- YOUR GOAL:
Each entry below is to be transcribed exactly.

- EXTRACTED MATERIAL:

::::::::

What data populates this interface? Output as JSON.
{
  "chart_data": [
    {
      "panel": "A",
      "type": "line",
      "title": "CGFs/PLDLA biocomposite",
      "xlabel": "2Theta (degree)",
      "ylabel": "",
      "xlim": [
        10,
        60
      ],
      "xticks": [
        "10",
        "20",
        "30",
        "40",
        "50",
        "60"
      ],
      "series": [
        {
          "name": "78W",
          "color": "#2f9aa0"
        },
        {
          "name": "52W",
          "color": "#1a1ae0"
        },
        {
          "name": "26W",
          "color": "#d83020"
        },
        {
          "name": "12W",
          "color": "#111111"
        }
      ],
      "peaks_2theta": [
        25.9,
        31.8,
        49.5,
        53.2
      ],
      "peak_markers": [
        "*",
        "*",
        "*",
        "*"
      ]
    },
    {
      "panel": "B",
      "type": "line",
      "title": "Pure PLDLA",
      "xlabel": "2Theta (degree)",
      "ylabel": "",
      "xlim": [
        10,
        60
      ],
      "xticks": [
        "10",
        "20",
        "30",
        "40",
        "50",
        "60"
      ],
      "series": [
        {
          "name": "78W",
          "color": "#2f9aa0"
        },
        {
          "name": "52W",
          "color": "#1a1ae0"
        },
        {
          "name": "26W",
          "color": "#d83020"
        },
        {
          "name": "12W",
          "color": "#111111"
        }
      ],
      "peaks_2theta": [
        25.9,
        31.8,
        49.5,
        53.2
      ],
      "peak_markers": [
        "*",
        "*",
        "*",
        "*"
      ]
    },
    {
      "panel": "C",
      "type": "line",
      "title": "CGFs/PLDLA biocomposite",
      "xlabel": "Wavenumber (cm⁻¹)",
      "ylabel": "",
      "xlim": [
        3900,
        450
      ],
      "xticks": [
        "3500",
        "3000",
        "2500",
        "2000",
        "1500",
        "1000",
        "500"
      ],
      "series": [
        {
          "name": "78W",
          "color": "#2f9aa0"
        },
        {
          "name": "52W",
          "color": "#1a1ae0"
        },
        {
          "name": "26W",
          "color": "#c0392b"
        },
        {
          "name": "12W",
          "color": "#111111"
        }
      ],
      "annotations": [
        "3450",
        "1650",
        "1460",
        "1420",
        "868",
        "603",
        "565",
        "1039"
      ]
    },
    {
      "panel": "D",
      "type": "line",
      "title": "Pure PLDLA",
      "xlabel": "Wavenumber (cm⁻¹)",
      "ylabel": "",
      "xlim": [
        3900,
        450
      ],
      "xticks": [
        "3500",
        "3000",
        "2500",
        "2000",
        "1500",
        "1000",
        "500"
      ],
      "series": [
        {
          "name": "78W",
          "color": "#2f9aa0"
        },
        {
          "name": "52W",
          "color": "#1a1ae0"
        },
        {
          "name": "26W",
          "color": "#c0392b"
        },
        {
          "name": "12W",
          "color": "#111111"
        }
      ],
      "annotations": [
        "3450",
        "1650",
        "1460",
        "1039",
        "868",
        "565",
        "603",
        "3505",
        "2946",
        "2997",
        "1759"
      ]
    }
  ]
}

::::::::

- ANSWER TO THE EXERCISE:
What data populates this interface? Output as JSON.
{
  "chart_data": [
    {
      "panel": "A",
      "type": "line",
      "title": "CGFs/PLDLA biocomposite",
      "xlabel": "2Theta (degree)",
      "ylabel": "",
      "xlim": [
        10,
        60
      ],
      "xticks": [
        "10",
        "20",
        "30",
        "40",
        "50",
        "60"
      ],
      "series": [
        {
          "name": "78W",
          "color": "#2f9aa0"
        },
        {
          "name": "52W",
          "color": "#1a1ae0"
        },
        {
          "name": "26W",
          "color": "#d83020"
        },
        {
          "name": "12W",
          "color": "#111111"
        }
      ],
      "peaks_2theta": [
        25.9,
        31.8,
        49.5,
        53.2
      ],
      "peak_markers": [
        "*",
        "*",
        "*",
        "*"
      ]
    },
    {
      "panel": "B",
      "type": "line",
      "title": "Pure PLDLA",
      "xlabel": "2Theta (degree)",
      "ylabel": "",
      "xlim": [
        10,
        60
      ],
      "xticks": [
        "10",
        "20",
        "30",
        "40",
        "50",
        "60"
      ],
      "series": [
        {
          "name": "78W",
          "color": "#2f9aa0"
        },
        {
          "name": "52W",
          "color": "#1a1ae0"
        },
        {
          "name": "26W",
          "color": "#d83020"
        },
        {
          "name": "12W",
          "color": "#111111"
        }
      ],
      "peaks_2theta": [
        25.9,
        31.8,
        49.5,
        53.2
      ],
      "peak_markers": [
        "*",
        "*",
        "*",
        "*"
      ]
    },
    {
      "panel": "C",
      "type": "line",
      "title": "CGFs/PLDLA biocomposite",
      "xlabel": "Wavenumber (cm⁻¹)",
      "ylabel": "",
      "xlim": [
        3900,
        450
      ],
      "xticks": [
        "3500",
        "3000",
        "2500",
        "2000",
        "1500",
        "1000",
        "500"
      ],
      "series": [
        {
          "name": "78W",
          "color": "#2f9aa0"
        },
        {
          "name": "52W",
          "color": "#1a1ae0"
        },
        {
          "name": "26W",
          "color": "#c0392b"
        },
        {
          "name": "12W",
          "color": "#111111"
        }
      ],
      "annotations": [
        "3450",
        "1650",
        "1460",
        "1420",
        "868",
        "603",
        "565",
        "1039"
      ]
    },
    {
      "panel": "D",
      "type": "line",
      "title": "Pure PLDLA",
      "xlabel": "Wavenumber (cm⁻¹)",
      "ylabel": "",
      "xlim": [
        3900,
        450
      ],
      "xticks": [
        "3500",
        "3000",
        "2500",
        "2000",
        "1500",
        "1000",
        "500"
      ],
      "series": [
        {
          "name": "78W",
          "color": "#2f9aa0"
        },
        {
          "name": "52W",
          "color": "#1a1ae0"
        },
        {
          "name": "26W",
          "color": "#c0392b"
        },
        {
          "name": "12W",
          "color": "#111111"
        }
      ],
      "annotations": [
        "3450",
        "1650",
        "1460",
        "1039",
        "868",
        "565",
        "603",
        "3505",
        "2946",
        "2997",
        "1759"
      ]
    }
  ]
}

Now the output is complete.